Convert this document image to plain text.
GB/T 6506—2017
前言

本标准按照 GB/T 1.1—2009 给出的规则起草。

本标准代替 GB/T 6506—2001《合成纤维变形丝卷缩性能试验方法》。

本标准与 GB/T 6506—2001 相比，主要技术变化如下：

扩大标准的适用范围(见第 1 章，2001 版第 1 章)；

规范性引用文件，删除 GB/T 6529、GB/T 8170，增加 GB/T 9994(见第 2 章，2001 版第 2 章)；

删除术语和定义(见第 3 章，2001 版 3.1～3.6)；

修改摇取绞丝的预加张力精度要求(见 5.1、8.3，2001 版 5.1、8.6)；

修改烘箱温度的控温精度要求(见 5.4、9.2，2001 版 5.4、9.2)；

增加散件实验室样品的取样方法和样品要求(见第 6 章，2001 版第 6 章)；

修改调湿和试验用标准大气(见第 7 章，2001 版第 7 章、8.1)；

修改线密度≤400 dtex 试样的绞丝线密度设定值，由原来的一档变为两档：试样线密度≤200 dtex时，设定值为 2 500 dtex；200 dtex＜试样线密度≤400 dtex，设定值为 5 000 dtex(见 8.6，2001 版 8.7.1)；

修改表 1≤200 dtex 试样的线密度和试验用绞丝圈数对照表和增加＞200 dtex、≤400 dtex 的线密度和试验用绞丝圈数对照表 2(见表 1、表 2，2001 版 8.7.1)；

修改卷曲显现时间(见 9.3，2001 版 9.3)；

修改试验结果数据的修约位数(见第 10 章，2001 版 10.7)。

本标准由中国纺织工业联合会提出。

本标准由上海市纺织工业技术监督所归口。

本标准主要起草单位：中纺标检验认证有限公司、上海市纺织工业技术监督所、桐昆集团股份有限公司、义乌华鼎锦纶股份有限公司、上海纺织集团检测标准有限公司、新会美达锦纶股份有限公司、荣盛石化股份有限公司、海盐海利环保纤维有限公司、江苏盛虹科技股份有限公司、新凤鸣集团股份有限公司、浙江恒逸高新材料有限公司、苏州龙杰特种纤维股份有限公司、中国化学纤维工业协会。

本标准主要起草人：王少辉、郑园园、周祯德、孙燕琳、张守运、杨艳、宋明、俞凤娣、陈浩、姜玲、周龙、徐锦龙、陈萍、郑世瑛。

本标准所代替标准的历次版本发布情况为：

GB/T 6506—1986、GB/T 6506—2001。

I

◆ ◆ ◆ ◆

● **WRITTEN EXERCISE**: Restate all of the entries above precisely.

● **SOLUTION BELOW**:
Convert this document image to plain text.
GB/T 6506—2017
前言

本标准按照 GB/T 1.1—2009 给出的规则起草。

本标准代替 GB/T 6506—2001《合成纤维变形丝卷缩性能试验方法》。

本标准与 GB/T 6506—2001 相比，主要技术变化如下：

扩大标准的适用范围(见第 1 章，2001 版第 1 章)；

规范性引用文件，删除 GB/T 6529、GB/T 8170，增加 GB/T 9994(见第 2 章，2001 版第 2 章)；

删除术语和定义(见第 3 章，2001 版 3.1～3.6)；

修改摇取绞丝的预加张力精度要求(见 5.1、8.3，2001 版 5.1、8.6)；

修改烘箱温度的控温精度要求(见 5.4、9.2，2001 版 5.4、9.2)；

增加散件实验室样品的取样方法和样品要求(见第 6 章，2001 版第 6 章)；

修改调湿和试验用标准大气(见第 7 章，2001 版第 7 章、8.1)；

修改线密度≤400 dtex 试样的绞丝线密度设定值，由原来的一档变为两档：试样线密度≤200 dtex时，设定值为 2 500 dtex；200 dtex＜试样线密度≤400 dtex，设定值为 5 000 dtex(见 8.6，2001 版 8.7.1)；

修改表 1≤200 dtex 试样的线密度和试验用绞丝圈数对照表和增加＞200 dtex、≤400 dtex 的线密度和试验用绞丝圈数对照表 2(见表 1、表 2，2001 版 8.7.1)；

修改卷曲显现时间(见 9.3，2001 版 9.3)；

修改试验结果数据的修约位数(见第 10 章，2001 版 10.7)。

本标准由中国纺织工业联合会提出。

本标准由上海市纺织工业技术监督所归口。

本标准主要起草单位：中纺标检验认证有限公司、上海市纺织工业技术监督所、桐昆集团股份有限公司、义乌华鼎锦纶股份有限公司、上海纺织集团检测标准有限公司、新会美达锦纶股份有限公司、荣盛石化股份有限公司、海盐海利环保纤维有限公司、江苏盛虹科技股份有限公司、新凤鸣集团股份有限公司、浙江恒逸高新材料有限公司、苏州龙杰特种纤维股份有限公司、中国化学纤维工业协会。

本标准主要起草人：王少辉、郑园园、周祯德、孙燕琳、张守运、杨艳、宋明、俞凤娣、陈浩、姜玲、周龙、徐锦龙、陈萍、郑世瑛。

本标准所代替标准的历次版本发布情况为：

GB/T 6506—1986、GB/T 6506—2001。

I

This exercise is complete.